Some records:
----
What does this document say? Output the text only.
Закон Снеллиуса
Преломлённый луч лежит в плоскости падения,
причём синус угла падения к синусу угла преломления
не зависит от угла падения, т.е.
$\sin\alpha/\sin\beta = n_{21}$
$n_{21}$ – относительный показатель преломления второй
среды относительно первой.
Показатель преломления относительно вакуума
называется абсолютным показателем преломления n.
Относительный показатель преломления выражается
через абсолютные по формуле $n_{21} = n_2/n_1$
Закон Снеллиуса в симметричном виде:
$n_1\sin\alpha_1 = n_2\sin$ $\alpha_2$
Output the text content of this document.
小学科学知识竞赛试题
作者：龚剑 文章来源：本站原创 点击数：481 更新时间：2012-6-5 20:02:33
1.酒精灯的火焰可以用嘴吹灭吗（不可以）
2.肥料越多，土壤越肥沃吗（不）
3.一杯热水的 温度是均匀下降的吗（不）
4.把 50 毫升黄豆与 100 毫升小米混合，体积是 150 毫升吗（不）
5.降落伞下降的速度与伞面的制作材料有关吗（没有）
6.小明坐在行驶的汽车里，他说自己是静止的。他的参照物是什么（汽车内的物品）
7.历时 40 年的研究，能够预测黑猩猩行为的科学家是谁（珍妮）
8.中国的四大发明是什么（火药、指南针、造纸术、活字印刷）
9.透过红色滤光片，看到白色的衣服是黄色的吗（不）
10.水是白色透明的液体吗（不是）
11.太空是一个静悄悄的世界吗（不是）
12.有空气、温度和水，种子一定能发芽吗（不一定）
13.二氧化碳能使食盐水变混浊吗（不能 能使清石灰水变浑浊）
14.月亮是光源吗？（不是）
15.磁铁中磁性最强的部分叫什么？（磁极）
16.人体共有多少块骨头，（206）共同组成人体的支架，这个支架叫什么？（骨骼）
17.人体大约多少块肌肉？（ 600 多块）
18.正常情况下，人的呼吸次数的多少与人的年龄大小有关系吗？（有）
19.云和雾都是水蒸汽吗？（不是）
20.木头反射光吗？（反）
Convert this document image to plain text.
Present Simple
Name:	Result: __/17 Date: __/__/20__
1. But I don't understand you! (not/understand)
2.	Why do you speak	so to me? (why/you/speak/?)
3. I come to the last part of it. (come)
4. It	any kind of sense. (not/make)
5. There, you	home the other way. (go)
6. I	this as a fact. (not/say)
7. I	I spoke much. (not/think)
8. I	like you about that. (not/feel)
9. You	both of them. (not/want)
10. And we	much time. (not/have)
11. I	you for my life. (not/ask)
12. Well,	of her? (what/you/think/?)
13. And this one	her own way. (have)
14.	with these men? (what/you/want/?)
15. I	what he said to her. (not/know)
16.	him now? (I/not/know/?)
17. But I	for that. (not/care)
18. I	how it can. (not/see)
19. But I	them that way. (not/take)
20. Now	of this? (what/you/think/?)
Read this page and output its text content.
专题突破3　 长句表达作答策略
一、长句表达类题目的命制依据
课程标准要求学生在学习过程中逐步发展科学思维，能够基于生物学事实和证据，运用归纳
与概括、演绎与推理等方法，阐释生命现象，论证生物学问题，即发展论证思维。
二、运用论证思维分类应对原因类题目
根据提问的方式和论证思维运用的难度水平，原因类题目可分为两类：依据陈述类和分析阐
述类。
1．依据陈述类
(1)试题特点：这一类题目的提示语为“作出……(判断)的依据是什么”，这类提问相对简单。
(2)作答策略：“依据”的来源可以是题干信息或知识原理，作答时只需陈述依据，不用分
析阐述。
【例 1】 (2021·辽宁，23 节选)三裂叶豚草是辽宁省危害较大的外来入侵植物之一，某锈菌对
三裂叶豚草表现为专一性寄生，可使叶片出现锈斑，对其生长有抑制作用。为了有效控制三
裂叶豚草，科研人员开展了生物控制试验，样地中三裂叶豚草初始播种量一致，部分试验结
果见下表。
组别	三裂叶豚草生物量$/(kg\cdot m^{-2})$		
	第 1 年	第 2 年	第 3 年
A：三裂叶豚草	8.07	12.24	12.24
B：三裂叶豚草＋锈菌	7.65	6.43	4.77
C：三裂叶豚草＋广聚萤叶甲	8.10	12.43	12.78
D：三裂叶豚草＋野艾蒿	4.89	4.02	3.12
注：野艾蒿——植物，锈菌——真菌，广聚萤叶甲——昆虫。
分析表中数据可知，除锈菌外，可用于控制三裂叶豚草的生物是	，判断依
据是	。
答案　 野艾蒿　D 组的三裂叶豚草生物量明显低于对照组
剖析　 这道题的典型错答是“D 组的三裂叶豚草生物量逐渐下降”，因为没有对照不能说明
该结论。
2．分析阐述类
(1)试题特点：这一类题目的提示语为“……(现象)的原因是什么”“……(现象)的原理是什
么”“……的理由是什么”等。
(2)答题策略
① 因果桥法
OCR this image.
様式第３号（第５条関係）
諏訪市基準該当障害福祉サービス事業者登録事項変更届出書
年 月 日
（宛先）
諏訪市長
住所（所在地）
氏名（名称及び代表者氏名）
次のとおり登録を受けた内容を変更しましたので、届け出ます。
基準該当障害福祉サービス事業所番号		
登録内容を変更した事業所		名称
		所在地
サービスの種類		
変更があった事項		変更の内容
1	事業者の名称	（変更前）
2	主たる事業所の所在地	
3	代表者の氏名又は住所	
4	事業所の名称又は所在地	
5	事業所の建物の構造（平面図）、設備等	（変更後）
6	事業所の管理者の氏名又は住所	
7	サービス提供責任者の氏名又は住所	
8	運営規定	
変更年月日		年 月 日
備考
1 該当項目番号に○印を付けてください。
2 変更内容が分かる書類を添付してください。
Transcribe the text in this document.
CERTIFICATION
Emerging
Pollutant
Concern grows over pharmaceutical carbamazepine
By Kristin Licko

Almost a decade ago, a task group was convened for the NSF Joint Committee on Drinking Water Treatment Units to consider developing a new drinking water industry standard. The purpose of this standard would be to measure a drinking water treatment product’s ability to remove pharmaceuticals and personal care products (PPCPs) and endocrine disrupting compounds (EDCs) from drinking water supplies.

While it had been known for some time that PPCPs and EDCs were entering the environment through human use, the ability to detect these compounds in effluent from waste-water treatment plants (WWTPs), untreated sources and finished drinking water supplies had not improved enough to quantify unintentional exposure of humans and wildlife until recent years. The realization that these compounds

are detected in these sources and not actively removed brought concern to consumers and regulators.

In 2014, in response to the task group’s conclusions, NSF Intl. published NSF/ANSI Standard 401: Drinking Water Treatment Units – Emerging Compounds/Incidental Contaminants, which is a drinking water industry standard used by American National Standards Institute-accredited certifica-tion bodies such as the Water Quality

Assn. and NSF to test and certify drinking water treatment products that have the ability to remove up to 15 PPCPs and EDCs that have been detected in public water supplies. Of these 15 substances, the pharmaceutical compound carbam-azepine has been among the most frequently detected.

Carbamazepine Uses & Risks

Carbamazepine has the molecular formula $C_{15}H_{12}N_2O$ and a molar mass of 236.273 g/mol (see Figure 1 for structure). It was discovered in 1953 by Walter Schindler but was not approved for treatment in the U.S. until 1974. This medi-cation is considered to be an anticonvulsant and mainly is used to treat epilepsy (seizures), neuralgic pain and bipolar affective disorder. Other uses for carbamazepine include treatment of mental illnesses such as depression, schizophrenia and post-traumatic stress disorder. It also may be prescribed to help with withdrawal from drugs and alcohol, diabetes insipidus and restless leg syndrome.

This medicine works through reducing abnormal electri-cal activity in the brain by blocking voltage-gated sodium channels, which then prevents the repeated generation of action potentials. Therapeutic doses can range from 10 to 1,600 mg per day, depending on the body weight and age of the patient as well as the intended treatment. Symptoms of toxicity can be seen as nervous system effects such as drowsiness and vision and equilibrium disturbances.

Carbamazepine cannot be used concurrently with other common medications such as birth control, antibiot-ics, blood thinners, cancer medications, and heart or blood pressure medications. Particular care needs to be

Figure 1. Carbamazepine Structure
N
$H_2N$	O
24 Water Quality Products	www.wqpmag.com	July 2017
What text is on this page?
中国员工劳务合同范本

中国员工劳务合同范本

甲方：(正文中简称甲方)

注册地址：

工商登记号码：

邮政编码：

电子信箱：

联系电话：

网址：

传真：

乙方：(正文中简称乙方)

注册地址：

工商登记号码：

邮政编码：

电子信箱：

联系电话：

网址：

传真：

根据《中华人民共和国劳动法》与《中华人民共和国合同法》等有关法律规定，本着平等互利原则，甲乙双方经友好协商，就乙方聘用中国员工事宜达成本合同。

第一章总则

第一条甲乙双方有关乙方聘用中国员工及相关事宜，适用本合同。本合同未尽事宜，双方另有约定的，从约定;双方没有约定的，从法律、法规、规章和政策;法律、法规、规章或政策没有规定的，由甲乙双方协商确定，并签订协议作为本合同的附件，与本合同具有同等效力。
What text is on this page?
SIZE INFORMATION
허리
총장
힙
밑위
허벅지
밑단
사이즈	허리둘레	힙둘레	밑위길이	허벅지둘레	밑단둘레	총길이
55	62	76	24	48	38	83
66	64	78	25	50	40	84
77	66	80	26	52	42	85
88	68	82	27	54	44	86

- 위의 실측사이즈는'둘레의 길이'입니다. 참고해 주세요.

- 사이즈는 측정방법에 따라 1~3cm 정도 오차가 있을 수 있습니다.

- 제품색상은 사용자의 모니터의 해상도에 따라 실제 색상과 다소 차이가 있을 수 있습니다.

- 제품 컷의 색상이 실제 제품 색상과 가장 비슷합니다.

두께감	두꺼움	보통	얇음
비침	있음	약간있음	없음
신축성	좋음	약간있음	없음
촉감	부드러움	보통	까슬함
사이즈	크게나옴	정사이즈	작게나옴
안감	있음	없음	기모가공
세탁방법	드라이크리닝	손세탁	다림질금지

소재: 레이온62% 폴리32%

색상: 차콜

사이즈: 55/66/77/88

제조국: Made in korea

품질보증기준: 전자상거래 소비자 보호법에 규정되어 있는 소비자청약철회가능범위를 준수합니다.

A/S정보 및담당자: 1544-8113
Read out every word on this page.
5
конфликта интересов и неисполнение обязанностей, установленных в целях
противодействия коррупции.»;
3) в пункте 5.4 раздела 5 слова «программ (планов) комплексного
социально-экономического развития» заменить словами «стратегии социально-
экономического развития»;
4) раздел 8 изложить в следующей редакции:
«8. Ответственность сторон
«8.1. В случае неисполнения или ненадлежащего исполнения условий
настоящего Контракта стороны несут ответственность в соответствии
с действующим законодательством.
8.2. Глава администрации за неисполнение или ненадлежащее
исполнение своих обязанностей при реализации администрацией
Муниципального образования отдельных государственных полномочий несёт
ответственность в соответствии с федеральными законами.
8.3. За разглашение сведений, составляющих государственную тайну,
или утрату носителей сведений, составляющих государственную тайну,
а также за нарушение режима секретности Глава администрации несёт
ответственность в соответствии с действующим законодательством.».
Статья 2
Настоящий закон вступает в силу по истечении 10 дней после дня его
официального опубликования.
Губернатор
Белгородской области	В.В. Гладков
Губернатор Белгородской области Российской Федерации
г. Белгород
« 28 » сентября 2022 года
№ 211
----
• [Given instruction] Looking at the data above, show all lines where the word "государственную" occurs.

• [Result below]
8.3. За разглашение сведений, составляющих государственную тайну,
или утрату носителей сведений, составляющих государственную тайну,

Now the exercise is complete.